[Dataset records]
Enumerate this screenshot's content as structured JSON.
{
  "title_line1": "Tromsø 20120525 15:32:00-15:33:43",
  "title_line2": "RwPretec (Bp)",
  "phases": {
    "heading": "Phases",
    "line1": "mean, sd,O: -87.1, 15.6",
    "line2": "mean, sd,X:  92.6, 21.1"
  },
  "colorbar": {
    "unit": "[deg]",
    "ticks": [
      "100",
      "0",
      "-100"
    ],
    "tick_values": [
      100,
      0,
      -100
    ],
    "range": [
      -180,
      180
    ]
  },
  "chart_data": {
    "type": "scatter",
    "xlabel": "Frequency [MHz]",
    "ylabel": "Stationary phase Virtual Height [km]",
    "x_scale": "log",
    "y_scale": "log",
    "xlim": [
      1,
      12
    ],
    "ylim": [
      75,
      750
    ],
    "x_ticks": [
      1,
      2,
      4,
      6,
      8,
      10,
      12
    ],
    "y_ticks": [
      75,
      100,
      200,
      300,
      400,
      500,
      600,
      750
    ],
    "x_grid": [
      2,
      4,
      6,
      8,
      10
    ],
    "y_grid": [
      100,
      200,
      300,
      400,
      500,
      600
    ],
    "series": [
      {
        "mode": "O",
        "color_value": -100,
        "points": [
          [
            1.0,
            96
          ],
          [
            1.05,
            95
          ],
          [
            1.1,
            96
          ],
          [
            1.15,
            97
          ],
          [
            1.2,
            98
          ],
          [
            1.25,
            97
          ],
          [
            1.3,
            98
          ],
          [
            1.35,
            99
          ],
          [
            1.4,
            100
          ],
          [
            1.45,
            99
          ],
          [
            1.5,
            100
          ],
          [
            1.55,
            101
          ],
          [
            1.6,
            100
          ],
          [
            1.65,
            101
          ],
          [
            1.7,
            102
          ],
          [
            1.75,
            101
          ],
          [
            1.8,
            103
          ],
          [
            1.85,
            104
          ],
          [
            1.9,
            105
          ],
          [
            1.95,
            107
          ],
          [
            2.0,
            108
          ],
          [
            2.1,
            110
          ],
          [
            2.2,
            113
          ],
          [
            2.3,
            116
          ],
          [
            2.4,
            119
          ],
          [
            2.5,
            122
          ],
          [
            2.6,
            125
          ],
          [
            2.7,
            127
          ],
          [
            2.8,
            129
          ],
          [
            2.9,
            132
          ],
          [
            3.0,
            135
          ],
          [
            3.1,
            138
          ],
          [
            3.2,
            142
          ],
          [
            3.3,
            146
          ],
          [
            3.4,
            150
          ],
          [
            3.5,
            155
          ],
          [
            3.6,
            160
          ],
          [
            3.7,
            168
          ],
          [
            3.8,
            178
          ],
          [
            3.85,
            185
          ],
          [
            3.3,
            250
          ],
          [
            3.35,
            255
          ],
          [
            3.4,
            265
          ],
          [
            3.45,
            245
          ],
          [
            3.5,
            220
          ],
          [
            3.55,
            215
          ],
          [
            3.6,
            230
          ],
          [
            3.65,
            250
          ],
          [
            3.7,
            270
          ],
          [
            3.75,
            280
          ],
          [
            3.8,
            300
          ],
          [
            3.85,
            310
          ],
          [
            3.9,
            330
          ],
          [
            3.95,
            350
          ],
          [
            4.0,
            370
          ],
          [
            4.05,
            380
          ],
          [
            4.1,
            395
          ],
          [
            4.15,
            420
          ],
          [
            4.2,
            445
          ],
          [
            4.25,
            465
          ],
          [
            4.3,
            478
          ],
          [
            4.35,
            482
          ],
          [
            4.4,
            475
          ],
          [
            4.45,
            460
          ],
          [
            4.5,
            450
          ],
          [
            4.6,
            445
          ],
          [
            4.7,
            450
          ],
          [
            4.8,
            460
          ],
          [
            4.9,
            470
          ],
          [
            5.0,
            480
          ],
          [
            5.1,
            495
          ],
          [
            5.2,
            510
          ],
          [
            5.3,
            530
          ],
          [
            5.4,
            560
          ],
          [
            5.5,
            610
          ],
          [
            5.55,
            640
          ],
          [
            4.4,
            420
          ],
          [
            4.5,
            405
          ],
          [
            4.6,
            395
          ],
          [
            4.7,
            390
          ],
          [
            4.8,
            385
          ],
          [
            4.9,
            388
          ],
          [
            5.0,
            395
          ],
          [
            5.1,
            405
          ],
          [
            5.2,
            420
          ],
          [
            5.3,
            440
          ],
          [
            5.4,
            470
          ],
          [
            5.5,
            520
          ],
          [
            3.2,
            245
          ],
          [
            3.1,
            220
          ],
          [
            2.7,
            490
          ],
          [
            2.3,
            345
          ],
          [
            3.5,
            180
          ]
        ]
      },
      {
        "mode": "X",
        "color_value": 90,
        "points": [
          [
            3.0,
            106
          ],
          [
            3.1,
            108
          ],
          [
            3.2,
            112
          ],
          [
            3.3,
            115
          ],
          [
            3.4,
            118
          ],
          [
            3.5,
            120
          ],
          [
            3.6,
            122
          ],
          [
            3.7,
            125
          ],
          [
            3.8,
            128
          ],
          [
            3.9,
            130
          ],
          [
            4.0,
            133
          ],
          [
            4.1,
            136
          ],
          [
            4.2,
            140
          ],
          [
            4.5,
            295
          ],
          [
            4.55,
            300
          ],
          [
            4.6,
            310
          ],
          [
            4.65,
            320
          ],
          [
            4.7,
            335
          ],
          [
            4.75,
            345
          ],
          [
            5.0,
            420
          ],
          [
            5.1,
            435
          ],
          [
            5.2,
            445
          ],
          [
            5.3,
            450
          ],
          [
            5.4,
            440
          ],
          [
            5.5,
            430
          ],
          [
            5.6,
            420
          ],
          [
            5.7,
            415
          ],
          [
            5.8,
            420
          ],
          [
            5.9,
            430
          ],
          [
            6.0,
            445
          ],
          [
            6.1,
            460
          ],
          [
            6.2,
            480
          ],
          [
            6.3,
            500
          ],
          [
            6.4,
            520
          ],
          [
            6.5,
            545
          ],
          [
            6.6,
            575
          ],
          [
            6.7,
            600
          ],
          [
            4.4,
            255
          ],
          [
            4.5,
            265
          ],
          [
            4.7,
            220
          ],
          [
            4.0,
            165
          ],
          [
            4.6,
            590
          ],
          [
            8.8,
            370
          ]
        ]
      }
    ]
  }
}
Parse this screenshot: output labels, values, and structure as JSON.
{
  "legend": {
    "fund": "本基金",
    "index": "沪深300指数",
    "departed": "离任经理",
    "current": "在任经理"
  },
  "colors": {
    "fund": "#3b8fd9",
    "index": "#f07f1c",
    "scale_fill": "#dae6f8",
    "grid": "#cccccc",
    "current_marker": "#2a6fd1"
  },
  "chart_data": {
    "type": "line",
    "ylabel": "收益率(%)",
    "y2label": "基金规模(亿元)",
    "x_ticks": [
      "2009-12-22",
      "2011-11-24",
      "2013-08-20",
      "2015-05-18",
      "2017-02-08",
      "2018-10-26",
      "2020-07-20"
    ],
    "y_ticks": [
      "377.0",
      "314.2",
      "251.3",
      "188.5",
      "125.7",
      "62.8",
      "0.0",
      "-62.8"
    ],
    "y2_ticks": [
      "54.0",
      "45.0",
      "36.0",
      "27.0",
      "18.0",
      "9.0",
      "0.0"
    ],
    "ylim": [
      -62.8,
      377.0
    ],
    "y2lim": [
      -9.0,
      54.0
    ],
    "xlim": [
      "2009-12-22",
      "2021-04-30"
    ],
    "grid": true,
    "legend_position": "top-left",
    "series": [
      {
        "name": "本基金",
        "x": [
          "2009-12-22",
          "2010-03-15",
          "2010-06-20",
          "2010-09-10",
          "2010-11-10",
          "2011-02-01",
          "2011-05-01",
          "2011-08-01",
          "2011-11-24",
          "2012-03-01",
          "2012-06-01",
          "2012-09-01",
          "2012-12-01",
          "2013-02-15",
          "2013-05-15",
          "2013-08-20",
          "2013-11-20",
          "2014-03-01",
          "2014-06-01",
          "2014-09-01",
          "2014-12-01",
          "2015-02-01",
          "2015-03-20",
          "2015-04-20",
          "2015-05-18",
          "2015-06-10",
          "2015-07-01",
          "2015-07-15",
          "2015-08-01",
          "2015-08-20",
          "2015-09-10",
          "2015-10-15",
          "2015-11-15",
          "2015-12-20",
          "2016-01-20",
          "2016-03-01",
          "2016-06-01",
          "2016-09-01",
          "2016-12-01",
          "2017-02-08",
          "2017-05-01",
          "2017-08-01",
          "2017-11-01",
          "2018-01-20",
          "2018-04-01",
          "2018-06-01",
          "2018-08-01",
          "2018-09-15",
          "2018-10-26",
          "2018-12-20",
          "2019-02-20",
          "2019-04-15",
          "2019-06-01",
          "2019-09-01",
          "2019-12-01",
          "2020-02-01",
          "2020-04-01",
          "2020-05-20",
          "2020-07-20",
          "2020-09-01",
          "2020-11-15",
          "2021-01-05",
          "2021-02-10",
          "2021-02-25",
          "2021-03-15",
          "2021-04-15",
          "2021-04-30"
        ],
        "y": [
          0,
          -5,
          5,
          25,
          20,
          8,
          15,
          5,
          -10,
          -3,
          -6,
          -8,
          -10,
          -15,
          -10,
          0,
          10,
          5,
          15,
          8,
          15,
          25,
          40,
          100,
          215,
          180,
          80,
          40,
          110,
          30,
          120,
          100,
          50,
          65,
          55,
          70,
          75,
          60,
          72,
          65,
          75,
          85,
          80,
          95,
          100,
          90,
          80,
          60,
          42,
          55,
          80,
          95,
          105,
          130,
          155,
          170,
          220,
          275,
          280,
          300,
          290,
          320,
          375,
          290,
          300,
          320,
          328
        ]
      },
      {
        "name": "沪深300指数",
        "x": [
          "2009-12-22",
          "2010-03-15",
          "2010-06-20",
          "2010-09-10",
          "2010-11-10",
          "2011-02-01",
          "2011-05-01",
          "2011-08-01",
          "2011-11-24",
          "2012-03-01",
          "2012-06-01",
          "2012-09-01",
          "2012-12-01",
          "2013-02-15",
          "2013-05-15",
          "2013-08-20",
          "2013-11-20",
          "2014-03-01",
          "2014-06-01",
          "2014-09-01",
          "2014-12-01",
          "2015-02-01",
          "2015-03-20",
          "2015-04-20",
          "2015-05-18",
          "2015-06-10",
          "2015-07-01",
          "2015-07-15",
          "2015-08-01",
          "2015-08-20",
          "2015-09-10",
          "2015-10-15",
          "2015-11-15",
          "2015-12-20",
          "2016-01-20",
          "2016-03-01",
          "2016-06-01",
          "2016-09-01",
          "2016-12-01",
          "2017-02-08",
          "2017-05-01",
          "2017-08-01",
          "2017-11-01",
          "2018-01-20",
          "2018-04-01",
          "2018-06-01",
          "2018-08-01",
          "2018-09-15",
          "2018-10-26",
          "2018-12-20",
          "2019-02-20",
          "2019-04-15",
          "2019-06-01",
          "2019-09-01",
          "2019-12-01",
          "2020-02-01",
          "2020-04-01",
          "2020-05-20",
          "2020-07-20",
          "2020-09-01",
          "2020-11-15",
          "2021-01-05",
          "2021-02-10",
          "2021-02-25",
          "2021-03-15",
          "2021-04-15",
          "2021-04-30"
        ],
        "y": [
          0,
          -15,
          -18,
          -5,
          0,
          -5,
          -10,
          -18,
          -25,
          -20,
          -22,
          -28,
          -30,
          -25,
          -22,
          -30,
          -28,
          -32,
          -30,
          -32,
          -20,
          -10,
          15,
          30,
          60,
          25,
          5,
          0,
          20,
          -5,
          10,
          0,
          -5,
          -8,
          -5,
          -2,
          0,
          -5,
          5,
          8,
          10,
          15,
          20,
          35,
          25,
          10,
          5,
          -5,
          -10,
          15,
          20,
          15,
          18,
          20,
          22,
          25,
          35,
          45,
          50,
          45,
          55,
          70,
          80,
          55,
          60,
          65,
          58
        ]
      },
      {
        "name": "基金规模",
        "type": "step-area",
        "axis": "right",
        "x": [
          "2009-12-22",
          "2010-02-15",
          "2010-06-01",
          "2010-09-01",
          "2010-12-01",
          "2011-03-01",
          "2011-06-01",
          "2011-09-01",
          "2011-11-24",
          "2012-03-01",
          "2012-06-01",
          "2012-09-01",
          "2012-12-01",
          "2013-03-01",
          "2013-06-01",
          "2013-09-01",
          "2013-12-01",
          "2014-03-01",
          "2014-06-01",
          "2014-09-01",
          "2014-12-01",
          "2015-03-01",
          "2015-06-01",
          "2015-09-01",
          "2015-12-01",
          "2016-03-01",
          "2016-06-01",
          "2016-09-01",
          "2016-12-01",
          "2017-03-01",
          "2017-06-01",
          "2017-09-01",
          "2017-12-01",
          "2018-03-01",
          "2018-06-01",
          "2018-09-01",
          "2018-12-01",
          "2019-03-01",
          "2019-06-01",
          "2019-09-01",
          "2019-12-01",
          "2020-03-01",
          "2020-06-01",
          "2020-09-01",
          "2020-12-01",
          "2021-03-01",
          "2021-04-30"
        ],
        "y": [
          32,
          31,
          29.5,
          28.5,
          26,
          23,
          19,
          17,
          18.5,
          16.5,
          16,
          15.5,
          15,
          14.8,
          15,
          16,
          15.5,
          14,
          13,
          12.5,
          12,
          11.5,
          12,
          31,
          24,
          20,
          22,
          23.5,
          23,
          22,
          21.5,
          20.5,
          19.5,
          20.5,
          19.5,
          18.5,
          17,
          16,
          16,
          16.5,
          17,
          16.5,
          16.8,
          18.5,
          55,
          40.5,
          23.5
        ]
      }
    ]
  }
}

Requirements: Copy out all lines from the material above that contain the string "this".

Output of the task:
Enumerate this screenshot's content as structured JSON.
Parse this screenshot: output labels, values, and structure as JSON.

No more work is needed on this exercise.